What is expected: Restate the complete material exactly.

[Stored data]
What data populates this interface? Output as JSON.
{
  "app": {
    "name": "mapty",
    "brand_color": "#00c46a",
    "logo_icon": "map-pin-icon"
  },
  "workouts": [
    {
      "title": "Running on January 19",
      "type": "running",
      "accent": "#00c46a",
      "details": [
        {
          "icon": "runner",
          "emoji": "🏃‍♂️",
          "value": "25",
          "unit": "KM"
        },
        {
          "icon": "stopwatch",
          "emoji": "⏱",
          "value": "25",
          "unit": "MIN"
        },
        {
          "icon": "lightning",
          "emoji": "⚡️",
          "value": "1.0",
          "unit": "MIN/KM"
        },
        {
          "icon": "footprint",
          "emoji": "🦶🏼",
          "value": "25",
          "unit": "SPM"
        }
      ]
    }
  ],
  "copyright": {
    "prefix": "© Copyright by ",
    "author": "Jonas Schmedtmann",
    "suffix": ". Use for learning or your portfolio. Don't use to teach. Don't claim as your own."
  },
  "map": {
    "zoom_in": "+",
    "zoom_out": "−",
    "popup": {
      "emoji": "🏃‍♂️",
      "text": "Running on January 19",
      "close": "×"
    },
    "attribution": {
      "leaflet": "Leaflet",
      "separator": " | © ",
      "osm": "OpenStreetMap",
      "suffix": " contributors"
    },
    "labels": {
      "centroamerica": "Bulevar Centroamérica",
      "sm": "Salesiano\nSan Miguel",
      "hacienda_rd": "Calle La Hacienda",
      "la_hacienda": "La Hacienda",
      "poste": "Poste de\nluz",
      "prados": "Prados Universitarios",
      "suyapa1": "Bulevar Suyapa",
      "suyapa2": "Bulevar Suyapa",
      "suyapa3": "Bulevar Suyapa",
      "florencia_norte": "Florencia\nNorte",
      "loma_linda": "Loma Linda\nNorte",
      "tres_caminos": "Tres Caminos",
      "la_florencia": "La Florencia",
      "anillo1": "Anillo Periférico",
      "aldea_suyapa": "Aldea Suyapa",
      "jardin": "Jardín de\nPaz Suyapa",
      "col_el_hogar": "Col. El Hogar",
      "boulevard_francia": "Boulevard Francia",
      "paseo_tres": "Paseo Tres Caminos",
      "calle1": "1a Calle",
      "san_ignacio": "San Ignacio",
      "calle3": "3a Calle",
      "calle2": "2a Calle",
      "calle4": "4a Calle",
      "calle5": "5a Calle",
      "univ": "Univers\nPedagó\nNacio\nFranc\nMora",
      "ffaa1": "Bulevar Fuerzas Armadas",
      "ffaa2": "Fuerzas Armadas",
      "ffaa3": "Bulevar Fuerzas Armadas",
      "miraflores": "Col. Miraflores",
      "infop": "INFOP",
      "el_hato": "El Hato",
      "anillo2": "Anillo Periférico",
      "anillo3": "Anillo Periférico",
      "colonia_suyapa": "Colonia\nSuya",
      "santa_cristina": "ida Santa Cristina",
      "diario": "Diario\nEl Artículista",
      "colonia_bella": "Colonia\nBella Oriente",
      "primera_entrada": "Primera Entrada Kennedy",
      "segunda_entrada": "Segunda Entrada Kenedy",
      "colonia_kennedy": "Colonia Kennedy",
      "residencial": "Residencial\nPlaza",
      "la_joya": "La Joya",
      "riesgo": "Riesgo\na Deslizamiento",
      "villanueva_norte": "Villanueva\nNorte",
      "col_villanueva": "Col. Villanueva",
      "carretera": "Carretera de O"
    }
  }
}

Task response:
What data populates this interface? Output as JSON.
{
  "app": {
    "name": "mapty",
    "brand_color": "#00c46a",
    "logo_icon": "map-pin-icon"
  },
  "workouts": [
    {
      "title": "Running on January 19",
      "type": "running",
      "accent": "#00c46a",
      "details": [
        {
          "icon": "runner",
          "emoji": "🏃‍♂️",
          "value": "25",
          "unit": "KM"
        },
        {
          "icon": "stopwatch",
          "emoji": "⏱",
          "value": "25",
          "unit": "MIN"
        },
        {
          "icon": "lightning",
          "emoji": "⚡️",
          "value": "1.0",
          "unit": "MIN/KM"
        },
        {
          "icon": "footprint",
          "emoji": "🦶🏼",
          "value": "25",
          "unit": "SPM"
        }
      ]
    }
  ],
  "copyright": {
    "prefix": "© Copyright by ",
    "author": "Jonas Schmedtmann",
    "suffix": ". Use for learning or your portfolio. Don't use to teach. Don't claim as your own."
  },
  "map": {
    "zoom_in": "+",
    "zoom_out": "−",
    "popup": {
      "emoji": "🏃‍♂️",
      "text": "Running on January 19",
      "close": "×"
    },
    "attribution": {
      "leaflet": "Leaflet",
      "separator": " | © ",
      "osm": "OpenStreetMap",
      "suffix": " contributors"
    },
    "labels": {
      "centroamerica": "Bulevar Centroamérica",
      "sm": "Salesiano\nSan Miguel",
      "hacienda_rd": "Calle La Hacienda",
      "la_hacienda": "La Hacienda",
      "poste": "Poste de\nluz",
      "prados": "Prados Universitarios",
      "suyapa1": "Bulevar Suyapa",
      "suyapa2": "Bulevar Suyapa",
      "suyapa3": "Bulevar Suyapa",
      "florencia_norte": "Florencia\nNorte",
      "loma_linda": "Loma Linda\nNorte",
      "tres_caminos": "Tres Caminos",
      "la_florencia": "La Florencia",
      "anillo1": "Anillo Periférico",
      "aldea_suyapa": "Aldea Suyapa",
      "jardin": "Jardín de\nPaz Suyapa",
      "col_el_hogar": "Col. El Hogar",
      "boulevard_francia": "Boulevard Francia",
      "paseo_tres": "Paseo Tres Caminos",
      "calle1": "1a Calle",
      "san_ignacio": "San Ignacio",
      "calle3": "3a Calle",
      "calle2": "2a Calle",
      "calle4": "4a Calle",
      "calle5": "5a Calle",
      "univ": "Univers\nPedagó\nNacio\nFranc\nMora",
      "ffaa1": "Bulevar Fuerzas Armadas",
      "ffaa2": "Fuerzas Armadas",
      "ffaa3": "Bulevar Fuerzas Armadas",
      "miraflores": "Col. Miraflores",
      "infop": "INFOP",
      "el_hato": "El Hato",
      "anillo2": "Anillo Periférico",
      "anillo3": "Anillo Periférico",
      "colonia_suyapa": "Colonia\nSuya",
      "santa_cristina": "ida Santa Cristina",
      "diario": "Diario\nEl Artículista",
      "colonia_bella": "Colonia\nBella Oriente",
      "primera_entrada": "Primera Entrada Kennedy",
      "segunda_entrada": "Segunda Entrada Kenedy",
      "colonia_kennedy": "Colonia Kennedy",
      "residencial": "Residencial\nPlaza",
      "la_joya": "La Joya",
      "riesgo": "Riesgo\na Deslizamiento",
      "villanueva_norte": "Villanueva\nNorte",
      "col_villanueva": "Col. Villanueva",
      "carretera": "Carretera de O"
    }
  }
}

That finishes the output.